### Problem to work on:
Identify each line below that contains the word "dalla", and copy it out.

Saved entries
──────
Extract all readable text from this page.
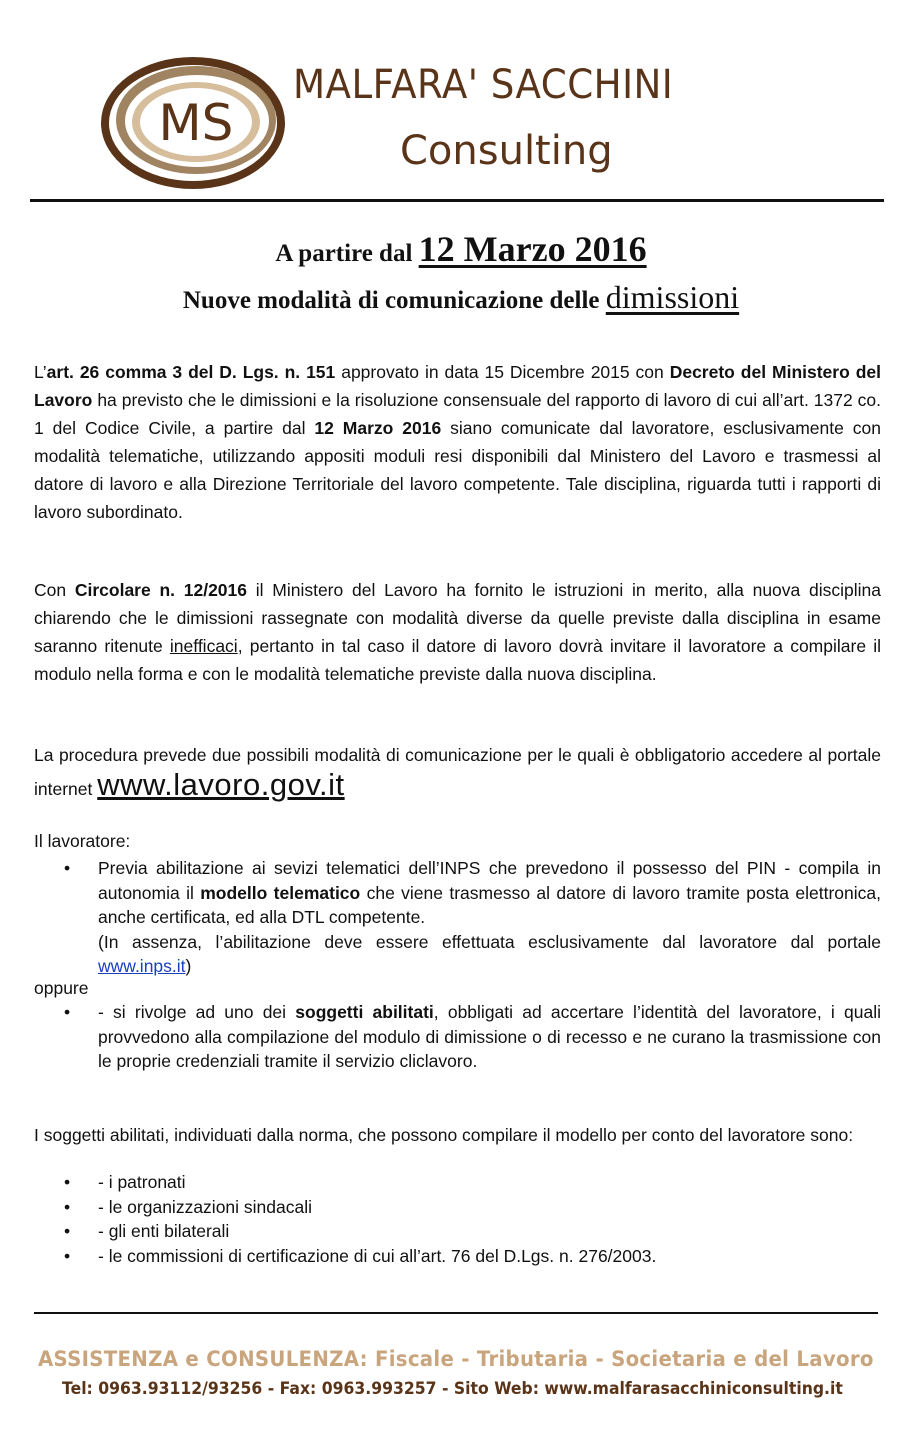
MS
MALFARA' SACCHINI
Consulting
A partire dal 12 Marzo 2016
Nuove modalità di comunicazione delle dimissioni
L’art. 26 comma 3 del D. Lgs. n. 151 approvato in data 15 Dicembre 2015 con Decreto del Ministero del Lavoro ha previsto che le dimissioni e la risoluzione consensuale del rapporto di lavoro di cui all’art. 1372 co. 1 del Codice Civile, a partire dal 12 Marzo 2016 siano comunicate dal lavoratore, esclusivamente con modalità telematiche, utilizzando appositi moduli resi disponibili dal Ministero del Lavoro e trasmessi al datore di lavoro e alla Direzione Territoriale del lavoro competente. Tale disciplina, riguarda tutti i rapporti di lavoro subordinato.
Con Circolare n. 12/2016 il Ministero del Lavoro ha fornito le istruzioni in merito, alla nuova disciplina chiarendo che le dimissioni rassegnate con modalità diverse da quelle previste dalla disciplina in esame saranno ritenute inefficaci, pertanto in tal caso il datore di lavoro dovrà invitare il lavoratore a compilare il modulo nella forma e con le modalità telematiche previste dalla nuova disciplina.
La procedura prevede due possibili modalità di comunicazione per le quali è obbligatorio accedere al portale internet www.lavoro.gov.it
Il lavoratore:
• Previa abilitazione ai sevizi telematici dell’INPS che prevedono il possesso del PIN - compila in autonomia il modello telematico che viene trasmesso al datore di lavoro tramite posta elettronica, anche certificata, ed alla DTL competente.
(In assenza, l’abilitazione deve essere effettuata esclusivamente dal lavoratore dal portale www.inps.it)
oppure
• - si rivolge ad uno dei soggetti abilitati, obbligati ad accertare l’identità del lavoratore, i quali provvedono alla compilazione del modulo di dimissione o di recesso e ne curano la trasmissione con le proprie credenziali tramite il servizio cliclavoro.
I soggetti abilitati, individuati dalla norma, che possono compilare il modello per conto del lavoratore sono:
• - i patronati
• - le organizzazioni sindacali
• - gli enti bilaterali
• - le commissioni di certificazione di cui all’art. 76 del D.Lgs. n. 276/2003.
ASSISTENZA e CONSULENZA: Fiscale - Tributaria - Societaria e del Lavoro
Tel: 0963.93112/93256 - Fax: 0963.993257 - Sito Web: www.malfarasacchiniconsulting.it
──────
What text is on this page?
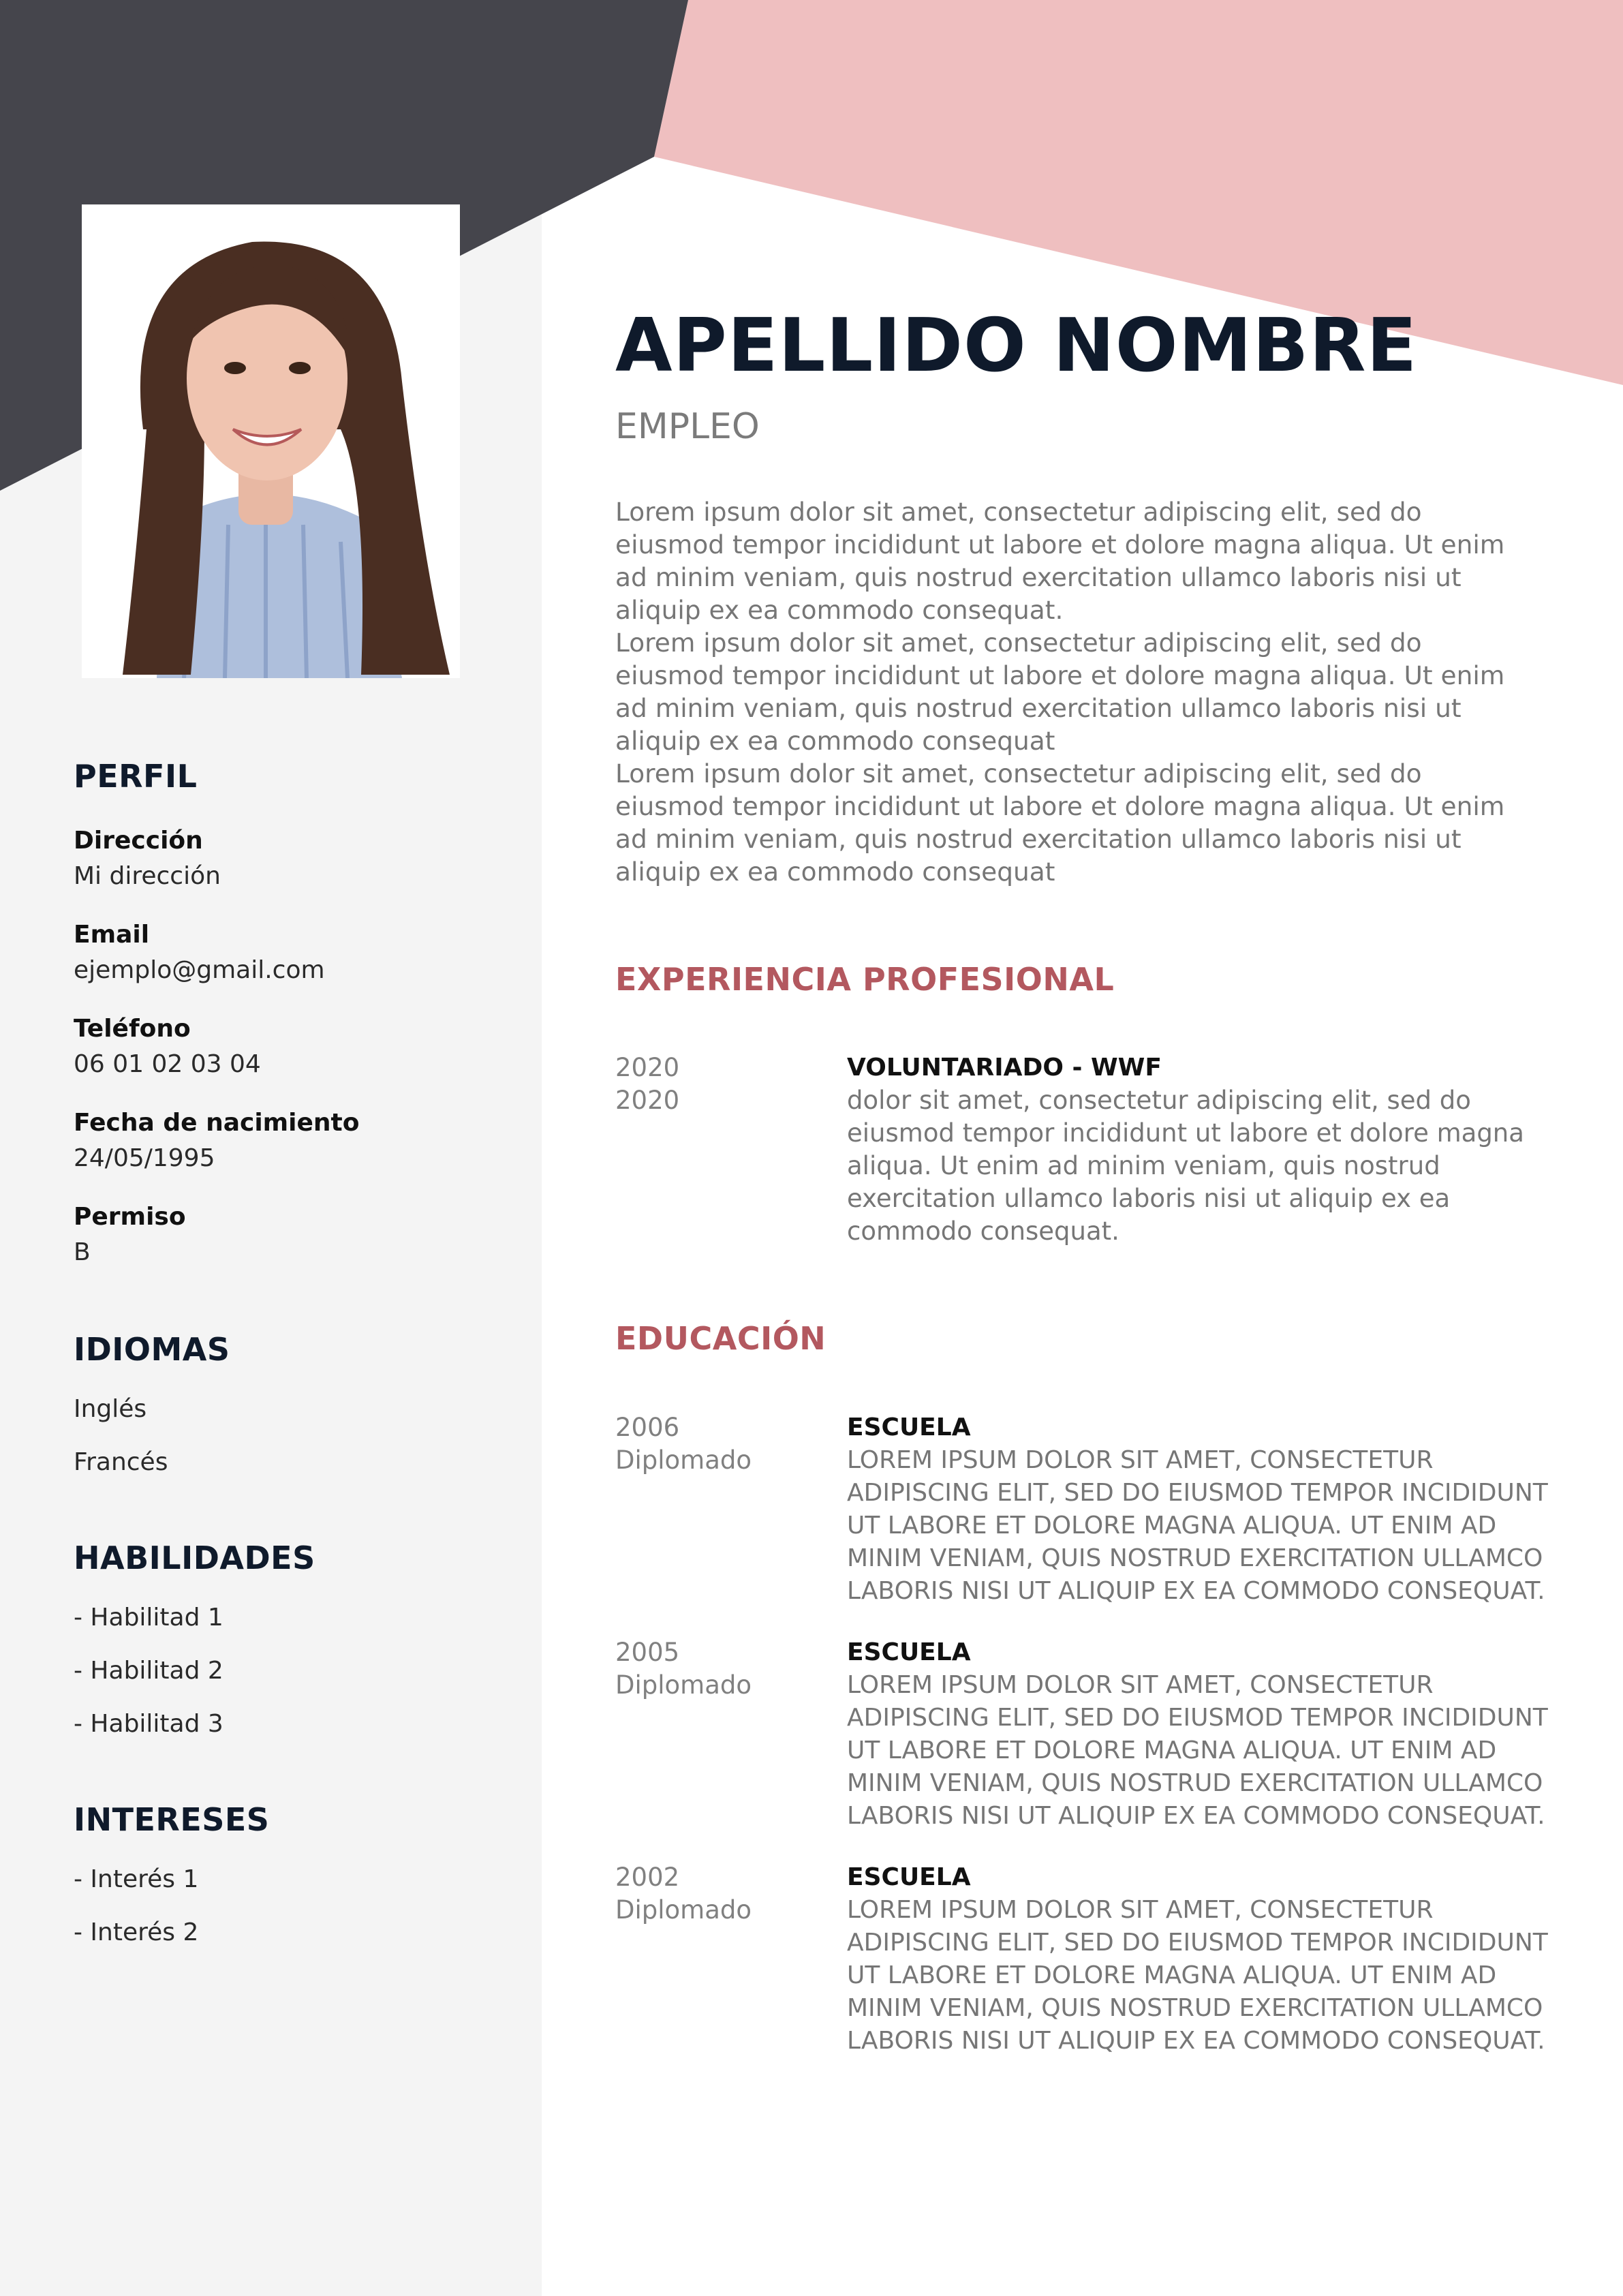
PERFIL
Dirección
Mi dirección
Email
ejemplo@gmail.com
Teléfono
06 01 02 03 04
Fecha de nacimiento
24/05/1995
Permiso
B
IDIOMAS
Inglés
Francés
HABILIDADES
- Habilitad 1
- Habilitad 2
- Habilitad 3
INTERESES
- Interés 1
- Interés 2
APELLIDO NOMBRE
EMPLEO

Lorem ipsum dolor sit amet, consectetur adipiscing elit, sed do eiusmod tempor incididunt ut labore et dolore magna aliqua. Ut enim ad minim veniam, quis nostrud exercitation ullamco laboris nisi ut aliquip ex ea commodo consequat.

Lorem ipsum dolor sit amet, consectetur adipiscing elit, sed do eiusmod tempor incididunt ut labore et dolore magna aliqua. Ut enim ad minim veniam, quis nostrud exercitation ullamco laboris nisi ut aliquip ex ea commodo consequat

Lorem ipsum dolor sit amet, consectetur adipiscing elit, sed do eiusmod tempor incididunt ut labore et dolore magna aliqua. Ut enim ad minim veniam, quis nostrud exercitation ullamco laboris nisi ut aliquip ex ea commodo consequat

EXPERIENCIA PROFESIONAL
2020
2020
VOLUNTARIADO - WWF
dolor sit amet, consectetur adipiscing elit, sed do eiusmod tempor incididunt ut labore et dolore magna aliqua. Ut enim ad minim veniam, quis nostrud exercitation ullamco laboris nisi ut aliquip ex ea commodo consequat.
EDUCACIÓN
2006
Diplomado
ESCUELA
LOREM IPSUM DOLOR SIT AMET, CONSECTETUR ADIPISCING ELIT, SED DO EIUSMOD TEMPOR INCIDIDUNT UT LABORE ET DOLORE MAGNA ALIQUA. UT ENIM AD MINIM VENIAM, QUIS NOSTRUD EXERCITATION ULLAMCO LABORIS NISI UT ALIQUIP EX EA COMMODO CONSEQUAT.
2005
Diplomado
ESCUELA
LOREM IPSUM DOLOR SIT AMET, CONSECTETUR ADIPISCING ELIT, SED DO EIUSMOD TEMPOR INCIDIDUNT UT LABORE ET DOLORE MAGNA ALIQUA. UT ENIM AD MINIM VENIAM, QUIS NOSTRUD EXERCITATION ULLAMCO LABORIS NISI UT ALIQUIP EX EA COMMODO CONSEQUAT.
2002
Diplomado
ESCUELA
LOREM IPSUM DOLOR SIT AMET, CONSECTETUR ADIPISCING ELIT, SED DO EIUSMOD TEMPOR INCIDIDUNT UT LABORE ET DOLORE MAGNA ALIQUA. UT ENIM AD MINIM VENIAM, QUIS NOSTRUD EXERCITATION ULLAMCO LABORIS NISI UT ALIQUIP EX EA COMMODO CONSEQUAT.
──────
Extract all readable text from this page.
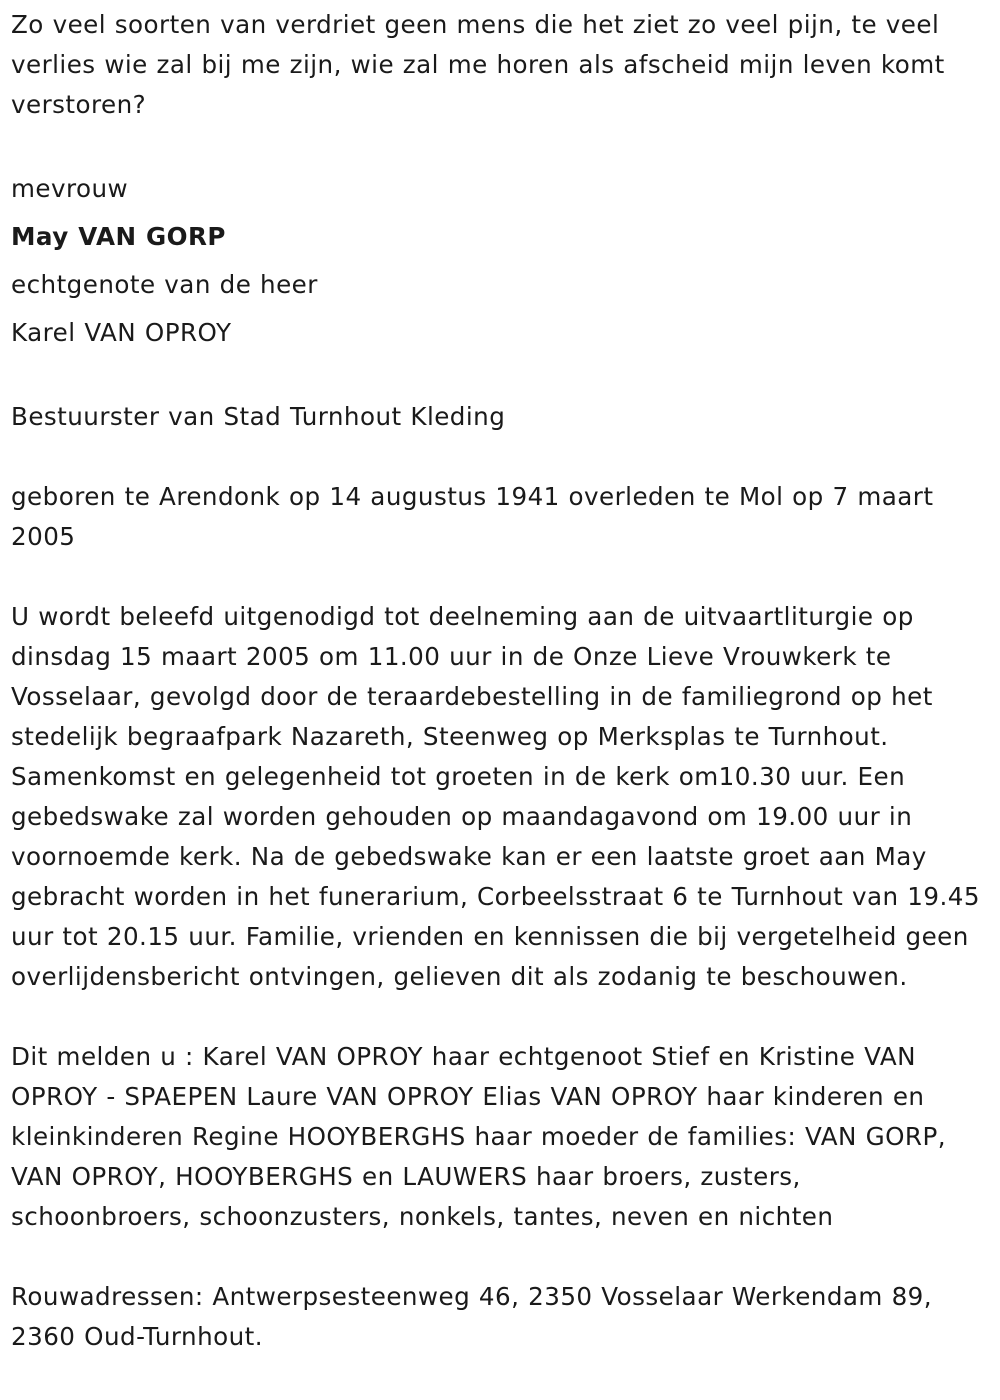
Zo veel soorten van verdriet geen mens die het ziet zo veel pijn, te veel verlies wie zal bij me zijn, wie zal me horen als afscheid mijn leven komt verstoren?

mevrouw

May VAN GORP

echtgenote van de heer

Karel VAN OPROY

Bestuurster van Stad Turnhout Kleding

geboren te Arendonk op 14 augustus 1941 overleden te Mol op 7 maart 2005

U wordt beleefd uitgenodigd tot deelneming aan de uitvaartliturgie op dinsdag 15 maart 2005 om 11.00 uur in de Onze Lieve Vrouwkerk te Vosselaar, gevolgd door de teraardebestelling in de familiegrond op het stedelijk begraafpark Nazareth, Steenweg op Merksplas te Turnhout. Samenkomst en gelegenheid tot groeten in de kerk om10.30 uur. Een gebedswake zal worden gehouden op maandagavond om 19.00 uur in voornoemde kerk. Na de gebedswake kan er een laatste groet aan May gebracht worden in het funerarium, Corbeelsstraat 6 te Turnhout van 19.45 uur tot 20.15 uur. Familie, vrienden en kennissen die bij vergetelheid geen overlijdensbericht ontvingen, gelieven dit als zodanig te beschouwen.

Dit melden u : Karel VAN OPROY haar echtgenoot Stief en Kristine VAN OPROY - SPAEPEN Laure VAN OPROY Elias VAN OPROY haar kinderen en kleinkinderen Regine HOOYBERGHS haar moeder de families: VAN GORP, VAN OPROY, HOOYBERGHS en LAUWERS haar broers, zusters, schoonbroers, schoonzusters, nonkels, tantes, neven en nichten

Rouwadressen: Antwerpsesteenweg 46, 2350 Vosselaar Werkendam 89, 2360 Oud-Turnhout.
──────
### Task result:
Con Circolare n. 12/2016 il Ministero del Lavoro ha fornito le istruzioni in merito, alla nuova disciplina chiarendo che le dimissioni rassegnate con modalità diverse da quelle previste dalla disciplina in esame saranno ritenute inefficaci, pertanto in tal caso il datore di lavoro dovrà invitare il lavoratore a compilare il modulo nella forma e con le modalità telematiche previste dalla nuova disciplina.
I soggetti abilitati, individuati dalla norma, che possono compilare il modello per conto del lavoratore sono:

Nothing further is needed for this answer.